__What you are asked to do__. Keep only the lines of the data below that contain "Kenyan", and copy them.

(Stored entries)
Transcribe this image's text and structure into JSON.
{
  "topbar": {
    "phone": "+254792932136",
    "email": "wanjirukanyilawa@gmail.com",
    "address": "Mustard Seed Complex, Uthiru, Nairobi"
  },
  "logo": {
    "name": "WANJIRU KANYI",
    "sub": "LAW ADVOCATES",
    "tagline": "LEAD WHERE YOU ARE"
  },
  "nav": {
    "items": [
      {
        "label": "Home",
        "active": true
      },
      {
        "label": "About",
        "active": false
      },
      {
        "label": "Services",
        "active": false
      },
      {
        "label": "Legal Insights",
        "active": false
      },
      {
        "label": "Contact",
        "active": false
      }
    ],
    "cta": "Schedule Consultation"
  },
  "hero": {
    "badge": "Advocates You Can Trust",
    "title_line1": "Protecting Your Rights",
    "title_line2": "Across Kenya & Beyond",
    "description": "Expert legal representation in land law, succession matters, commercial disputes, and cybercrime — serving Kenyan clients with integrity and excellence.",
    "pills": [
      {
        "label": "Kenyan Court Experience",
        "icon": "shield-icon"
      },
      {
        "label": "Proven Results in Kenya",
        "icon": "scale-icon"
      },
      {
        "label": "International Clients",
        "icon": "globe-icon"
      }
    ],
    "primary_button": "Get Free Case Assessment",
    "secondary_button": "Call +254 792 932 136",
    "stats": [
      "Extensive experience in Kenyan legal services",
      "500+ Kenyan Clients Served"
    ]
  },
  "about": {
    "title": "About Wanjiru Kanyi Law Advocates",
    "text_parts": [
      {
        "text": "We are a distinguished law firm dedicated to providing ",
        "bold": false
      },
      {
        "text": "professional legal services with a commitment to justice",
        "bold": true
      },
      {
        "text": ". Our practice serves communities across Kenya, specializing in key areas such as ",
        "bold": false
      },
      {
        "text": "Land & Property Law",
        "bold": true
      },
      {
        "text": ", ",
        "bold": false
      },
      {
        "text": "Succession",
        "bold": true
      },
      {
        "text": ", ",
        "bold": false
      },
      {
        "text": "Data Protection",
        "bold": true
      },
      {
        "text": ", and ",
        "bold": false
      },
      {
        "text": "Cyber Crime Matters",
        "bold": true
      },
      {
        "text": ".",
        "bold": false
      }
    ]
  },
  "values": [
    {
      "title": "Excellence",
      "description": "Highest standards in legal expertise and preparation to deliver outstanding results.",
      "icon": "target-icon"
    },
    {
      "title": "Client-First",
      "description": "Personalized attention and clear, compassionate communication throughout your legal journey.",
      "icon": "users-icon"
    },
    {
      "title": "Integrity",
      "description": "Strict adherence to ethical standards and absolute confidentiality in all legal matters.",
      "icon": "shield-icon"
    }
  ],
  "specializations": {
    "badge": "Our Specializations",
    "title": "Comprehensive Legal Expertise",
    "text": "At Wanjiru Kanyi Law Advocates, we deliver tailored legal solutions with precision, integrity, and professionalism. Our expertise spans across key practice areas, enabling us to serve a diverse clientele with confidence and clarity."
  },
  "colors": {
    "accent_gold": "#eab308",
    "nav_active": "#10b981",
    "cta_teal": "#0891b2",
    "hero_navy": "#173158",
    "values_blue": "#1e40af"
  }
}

__Solution__.
    "description": "Expert legal representation in land law, succession matters, commercial disputes, and cybercrime — serving Kenyan clients with integrity and excellence.",
        "label": "Kenyan Court Experience",
      "Extensive experience in Kenyan legal services",
      "500+ Kenyan Clients Served"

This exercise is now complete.